— Start INPUT DATA —

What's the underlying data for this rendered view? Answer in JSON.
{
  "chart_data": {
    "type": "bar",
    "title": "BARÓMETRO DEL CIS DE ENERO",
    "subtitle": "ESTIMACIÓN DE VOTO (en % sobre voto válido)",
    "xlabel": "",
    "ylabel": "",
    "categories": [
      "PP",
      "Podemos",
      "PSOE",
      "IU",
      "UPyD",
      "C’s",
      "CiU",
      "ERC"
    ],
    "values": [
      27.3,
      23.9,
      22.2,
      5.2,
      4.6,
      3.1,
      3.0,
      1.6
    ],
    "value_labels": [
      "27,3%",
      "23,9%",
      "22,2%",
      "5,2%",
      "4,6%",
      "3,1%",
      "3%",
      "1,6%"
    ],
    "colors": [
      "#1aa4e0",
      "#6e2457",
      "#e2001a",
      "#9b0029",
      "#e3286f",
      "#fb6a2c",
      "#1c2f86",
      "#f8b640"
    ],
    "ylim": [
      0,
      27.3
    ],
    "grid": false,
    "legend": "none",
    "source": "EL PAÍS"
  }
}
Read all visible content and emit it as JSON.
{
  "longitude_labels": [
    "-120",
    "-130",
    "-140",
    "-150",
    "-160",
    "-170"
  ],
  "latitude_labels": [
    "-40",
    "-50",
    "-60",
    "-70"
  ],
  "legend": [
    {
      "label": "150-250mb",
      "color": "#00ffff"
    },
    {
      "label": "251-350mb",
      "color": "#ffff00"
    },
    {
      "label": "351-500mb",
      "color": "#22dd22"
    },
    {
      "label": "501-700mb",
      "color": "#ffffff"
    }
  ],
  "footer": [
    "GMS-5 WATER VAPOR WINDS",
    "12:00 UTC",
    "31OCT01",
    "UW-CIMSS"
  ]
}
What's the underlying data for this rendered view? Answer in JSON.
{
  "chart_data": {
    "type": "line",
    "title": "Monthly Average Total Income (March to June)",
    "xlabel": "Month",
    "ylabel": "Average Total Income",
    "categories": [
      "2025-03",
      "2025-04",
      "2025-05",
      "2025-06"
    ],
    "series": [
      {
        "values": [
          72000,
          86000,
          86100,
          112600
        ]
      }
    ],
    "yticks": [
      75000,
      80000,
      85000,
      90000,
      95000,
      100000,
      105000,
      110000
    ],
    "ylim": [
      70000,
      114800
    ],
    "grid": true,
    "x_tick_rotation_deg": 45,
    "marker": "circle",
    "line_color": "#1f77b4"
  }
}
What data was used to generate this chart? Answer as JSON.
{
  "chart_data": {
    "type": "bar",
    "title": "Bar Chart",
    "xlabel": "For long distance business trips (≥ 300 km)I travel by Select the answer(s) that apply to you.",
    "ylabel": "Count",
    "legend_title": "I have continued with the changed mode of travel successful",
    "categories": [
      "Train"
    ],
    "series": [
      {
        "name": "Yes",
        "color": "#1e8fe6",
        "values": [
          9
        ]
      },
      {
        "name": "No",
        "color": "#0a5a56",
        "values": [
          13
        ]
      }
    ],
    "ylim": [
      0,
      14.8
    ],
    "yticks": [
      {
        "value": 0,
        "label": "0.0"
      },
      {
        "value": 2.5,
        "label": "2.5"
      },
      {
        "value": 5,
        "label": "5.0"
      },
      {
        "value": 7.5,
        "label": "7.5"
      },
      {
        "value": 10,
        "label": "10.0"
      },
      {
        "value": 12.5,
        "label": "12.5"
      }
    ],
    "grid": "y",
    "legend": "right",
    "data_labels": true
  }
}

— End INPUT DATA —

**WHAT YOU NEED TO DO:** Only the number is wanted: how many lines in the preceding entries hold the string "ylabel"?

**RESPONSE TO THE EXERCISE:** 3